Data excerpts -
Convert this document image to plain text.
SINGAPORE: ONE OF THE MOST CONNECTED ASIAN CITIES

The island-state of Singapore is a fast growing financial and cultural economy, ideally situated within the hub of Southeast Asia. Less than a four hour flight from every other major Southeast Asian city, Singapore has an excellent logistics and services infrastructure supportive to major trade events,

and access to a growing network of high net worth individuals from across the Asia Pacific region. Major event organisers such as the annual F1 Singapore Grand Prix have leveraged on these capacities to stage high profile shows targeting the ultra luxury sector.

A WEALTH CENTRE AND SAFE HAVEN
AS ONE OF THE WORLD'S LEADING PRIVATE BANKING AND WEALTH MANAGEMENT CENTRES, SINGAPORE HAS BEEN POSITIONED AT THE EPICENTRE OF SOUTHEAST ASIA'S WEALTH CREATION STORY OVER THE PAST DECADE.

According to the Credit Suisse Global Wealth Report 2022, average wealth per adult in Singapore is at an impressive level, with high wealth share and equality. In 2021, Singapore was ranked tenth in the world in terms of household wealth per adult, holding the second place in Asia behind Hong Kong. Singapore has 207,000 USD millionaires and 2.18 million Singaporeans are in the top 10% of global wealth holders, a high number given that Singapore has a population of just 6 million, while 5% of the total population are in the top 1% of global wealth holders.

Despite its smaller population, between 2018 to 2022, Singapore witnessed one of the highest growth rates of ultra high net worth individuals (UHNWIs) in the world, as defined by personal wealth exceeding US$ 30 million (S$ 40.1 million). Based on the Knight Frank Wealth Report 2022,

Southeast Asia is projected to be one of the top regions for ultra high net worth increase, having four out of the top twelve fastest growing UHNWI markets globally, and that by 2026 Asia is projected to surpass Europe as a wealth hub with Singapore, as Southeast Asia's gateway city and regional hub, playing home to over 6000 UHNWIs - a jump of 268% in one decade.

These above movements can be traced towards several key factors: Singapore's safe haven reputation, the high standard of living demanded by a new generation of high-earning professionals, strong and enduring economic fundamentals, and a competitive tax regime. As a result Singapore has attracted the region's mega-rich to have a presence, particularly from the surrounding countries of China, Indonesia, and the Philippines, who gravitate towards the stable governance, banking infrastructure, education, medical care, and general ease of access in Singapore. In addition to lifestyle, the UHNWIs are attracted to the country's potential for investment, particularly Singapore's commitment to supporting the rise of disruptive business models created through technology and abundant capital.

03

--

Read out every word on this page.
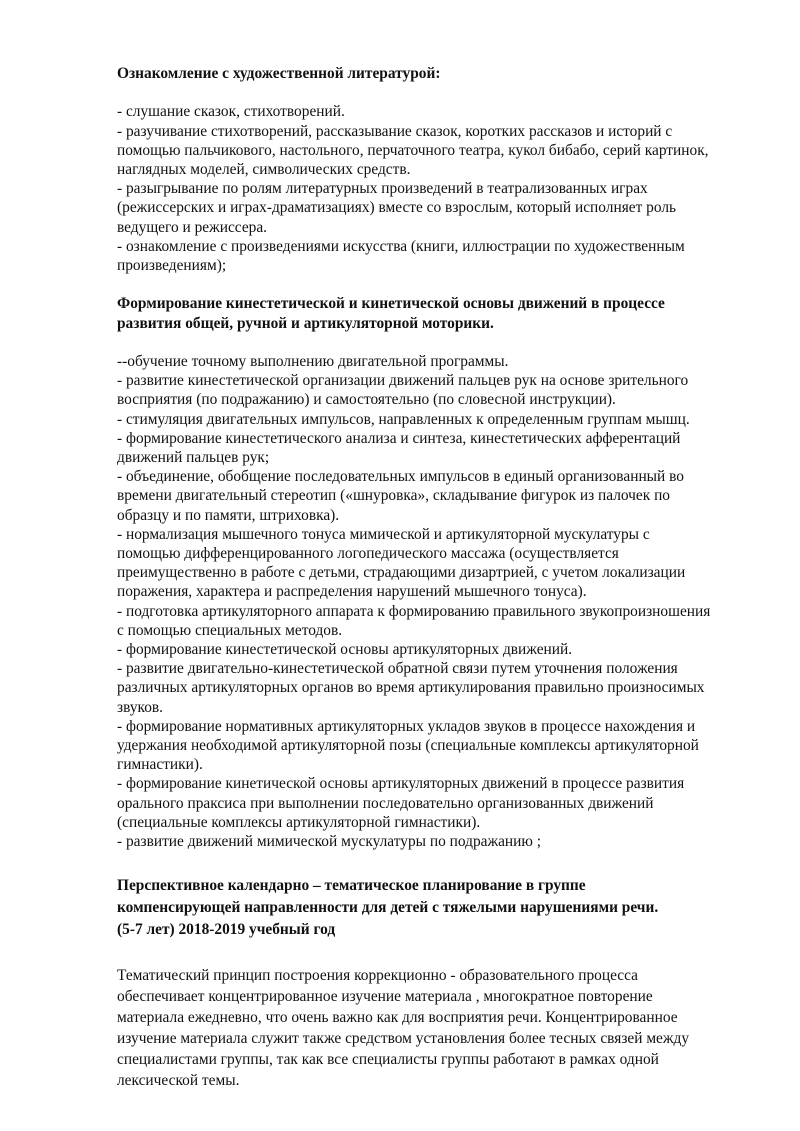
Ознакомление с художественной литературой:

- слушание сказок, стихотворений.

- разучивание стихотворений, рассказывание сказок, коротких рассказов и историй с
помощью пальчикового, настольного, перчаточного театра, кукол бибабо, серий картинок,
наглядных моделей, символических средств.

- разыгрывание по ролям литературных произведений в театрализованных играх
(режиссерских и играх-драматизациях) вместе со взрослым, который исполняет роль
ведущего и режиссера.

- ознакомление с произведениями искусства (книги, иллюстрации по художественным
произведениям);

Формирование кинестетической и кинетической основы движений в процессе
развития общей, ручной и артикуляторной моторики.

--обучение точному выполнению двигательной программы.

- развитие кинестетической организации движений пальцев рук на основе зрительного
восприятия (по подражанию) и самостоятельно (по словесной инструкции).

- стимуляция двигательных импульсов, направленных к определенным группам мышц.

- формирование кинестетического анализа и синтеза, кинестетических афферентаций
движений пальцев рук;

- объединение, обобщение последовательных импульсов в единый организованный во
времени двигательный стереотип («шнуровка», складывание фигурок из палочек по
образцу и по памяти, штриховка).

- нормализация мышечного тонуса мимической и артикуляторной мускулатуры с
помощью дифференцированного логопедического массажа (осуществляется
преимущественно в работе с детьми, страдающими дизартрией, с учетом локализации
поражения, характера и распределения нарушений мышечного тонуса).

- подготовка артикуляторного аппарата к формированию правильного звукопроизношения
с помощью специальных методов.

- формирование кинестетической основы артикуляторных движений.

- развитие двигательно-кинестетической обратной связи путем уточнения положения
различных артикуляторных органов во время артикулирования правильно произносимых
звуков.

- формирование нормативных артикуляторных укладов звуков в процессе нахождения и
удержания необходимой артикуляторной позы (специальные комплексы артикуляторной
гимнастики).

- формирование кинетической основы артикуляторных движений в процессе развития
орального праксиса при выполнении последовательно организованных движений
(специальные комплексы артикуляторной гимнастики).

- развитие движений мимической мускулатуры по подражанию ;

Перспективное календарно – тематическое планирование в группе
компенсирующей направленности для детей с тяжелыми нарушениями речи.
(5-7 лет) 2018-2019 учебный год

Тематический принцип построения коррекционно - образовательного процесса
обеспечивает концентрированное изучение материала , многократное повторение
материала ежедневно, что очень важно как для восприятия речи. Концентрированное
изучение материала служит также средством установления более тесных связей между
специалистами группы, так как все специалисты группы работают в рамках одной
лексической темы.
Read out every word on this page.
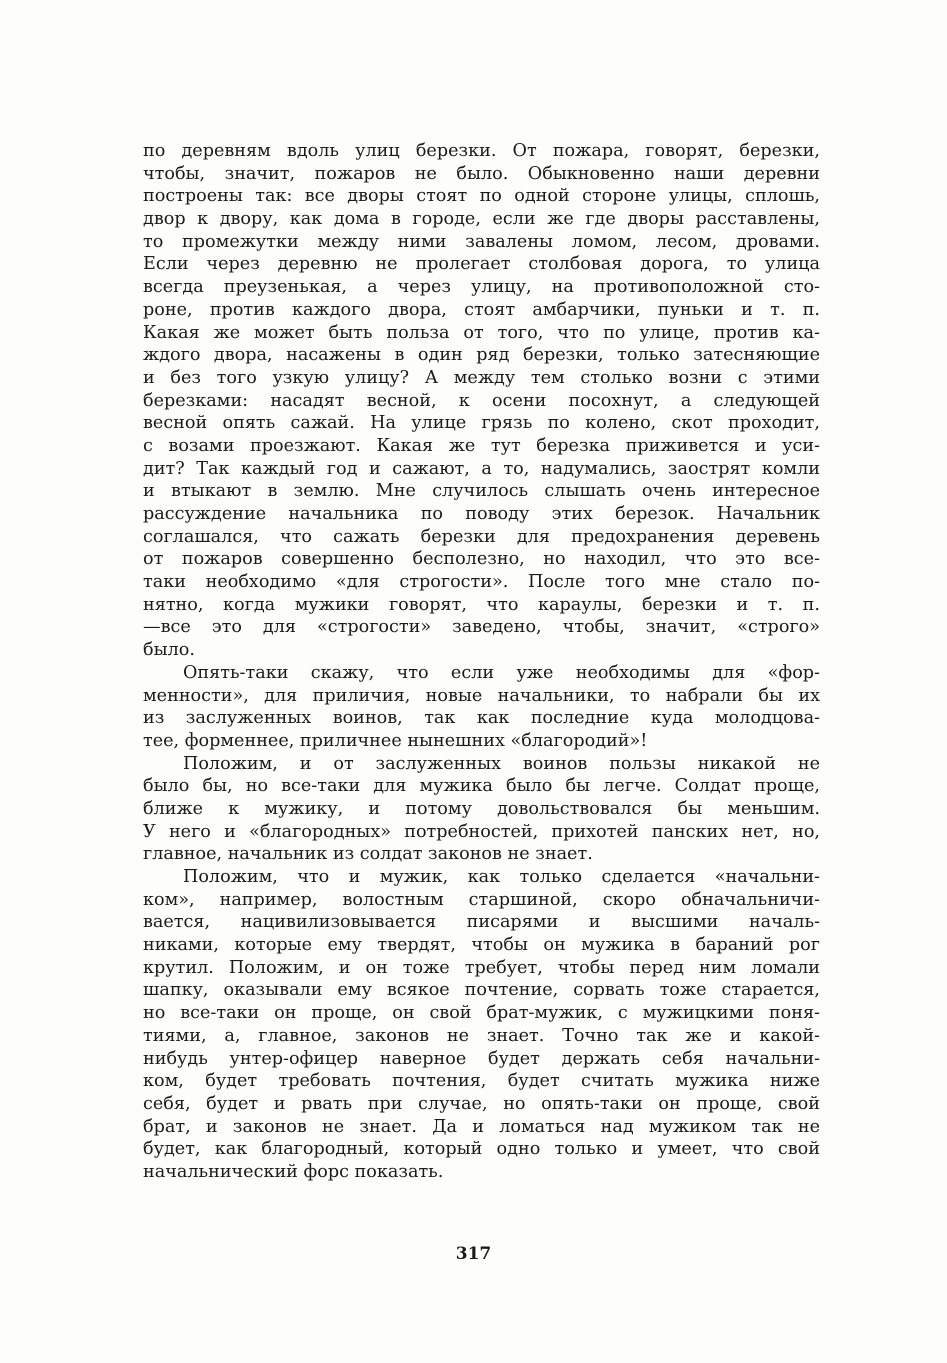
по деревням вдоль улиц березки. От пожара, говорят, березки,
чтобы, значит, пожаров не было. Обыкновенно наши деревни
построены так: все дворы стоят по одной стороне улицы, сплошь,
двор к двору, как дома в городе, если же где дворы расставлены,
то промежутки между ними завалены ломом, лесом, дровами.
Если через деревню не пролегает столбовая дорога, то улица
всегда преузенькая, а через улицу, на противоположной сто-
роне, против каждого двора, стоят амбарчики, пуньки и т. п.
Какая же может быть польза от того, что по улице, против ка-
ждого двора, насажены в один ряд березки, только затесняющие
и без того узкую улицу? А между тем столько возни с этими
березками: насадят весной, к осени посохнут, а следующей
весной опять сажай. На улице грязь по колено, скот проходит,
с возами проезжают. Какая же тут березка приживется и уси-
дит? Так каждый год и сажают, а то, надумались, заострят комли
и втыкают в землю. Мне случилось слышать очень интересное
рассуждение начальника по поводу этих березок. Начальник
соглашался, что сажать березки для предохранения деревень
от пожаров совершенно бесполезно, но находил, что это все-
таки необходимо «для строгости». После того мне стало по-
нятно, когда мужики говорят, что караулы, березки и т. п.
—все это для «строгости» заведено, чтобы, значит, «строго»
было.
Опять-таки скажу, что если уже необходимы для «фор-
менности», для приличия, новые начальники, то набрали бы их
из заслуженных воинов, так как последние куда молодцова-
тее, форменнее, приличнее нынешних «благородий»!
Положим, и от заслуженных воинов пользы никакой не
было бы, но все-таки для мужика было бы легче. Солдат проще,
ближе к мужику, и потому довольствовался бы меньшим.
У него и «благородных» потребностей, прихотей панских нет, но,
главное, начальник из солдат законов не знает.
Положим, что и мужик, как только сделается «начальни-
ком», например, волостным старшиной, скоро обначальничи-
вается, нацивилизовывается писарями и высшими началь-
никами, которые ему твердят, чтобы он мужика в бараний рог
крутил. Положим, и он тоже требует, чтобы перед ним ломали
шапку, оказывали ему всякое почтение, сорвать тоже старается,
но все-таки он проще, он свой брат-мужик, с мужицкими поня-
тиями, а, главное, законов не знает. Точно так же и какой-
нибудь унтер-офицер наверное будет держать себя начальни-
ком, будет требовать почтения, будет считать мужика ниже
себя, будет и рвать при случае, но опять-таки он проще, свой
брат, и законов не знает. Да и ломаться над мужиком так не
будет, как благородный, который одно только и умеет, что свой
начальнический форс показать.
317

--

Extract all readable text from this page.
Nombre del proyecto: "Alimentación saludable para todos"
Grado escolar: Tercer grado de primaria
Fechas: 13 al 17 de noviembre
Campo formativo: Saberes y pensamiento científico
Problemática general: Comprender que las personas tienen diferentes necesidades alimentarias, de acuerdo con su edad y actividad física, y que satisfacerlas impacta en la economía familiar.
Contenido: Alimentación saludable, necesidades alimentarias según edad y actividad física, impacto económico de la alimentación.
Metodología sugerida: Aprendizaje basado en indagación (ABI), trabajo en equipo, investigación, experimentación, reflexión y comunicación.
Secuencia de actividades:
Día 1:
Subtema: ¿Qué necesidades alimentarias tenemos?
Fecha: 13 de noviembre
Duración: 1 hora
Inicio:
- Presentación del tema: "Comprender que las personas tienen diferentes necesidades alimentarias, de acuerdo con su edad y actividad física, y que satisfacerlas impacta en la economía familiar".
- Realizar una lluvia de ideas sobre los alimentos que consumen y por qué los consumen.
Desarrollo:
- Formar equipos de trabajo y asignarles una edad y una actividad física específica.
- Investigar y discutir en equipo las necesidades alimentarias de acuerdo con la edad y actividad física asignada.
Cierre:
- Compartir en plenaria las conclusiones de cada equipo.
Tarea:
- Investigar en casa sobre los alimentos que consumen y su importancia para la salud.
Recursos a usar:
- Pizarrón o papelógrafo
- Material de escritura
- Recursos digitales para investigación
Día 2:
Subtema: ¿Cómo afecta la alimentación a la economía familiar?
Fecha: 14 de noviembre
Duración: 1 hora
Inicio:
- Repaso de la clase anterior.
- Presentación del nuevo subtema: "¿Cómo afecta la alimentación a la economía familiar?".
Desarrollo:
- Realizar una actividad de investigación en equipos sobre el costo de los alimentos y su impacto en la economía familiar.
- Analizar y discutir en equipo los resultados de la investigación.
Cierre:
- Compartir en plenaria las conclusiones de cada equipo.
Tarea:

EXERCISE GOAL - Give every line of the material that includes the string "Presentación".

ANSWER FOR THIS EXERCISE -
- Presentación del tema: "Comprender que las personas tienen diferentes necesidades alimentarias, de acuerdo con su edad y actividad física, y que satisfacerlas impacta en la economía familiar".
- Presentación del nuevo subtema: "¿Cómo afecta la alimentación a la economía familiar?".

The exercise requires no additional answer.